- [INPUT ROWS]:
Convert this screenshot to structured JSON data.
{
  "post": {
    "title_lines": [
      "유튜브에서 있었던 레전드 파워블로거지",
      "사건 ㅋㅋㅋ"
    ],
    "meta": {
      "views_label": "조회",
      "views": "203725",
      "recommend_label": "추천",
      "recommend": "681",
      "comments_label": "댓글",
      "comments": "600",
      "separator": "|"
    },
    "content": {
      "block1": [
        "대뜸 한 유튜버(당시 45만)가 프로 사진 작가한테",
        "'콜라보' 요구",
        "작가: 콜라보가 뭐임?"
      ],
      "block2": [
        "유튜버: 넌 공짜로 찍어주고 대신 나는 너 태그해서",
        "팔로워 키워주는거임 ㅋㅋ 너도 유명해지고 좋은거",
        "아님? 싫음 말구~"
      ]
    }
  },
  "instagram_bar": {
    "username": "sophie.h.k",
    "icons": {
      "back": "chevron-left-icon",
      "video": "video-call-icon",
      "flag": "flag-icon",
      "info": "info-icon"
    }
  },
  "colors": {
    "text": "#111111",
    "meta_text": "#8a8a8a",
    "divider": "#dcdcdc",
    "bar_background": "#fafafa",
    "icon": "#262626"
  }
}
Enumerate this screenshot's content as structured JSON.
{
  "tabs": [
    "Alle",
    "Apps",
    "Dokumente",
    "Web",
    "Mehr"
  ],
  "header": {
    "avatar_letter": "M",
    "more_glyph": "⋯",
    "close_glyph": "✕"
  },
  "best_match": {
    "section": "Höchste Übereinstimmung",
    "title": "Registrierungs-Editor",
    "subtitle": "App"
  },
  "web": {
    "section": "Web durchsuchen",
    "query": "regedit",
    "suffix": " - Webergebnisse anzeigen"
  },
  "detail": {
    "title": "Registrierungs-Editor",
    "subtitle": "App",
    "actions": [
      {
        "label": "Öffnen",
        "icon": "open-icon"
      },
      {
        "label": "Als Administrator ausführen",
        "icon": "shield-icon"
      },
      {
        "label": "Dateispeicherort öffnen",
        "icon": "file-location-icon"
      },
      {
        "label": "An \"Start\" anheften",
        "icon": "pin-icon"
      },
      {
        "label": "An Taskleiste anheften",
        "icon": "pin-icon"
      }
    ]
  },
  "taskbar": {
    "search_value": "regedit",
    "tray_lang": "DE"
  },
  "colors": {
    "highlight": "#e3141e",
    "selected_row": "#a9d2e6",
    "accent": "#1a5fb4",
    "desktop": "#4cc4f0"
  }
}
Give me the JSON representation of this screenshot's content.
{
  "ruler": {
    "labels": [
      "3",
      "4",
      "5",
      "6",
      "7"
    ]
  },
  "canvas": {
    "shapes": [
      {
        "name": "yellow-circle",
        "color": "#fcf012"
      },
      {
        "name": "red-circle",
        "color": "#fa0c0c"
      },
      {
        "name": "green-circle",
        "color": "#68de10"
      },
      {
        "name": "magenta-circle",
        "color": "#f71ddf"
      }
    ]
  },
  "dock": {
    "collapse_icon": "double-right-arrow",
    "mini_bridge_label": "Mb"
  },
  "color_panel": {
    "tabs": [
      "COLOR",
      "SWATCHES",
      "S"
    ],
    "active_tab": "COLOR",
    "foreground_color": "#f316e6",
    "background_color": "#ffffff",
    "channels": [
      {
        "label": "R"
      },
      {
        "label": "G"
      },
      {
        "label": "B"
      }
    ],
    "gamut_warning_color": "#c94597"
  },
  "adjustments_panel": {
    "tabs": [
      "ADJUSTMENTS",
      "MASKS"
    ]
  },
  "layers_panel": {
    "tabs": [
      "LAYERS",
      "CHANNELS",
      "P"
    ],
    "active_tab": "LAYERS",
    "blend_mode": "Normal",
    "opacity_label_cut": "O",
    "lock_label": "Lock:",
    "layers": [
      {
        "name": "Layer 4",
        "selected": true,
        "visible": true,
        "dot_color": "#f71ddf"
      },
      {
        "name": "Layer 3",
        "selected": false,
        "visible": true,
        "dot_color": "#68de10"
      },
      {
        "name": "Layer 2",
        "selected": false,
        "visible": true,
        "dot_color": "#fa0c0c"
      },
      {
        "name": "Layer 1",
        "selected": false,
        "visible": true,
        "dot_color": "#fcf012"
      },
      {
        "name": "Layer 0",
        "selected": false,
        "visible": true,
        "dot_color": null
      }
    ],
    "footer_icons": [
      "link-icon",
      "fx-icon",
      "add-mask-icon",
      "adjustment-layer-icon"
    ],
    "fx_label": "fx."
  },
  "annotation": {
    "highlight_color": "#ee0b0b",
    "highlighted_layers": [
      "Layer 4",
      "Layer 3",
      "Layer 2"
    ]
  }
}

- [TASK BRIEF]: Check the data for the word "anheften" and pull out the lines that have it.

- [REPLY TO THE EXERCISE]:
        "label": "An \"Start\" anheften",
        "label": "An Taskleiste anheften",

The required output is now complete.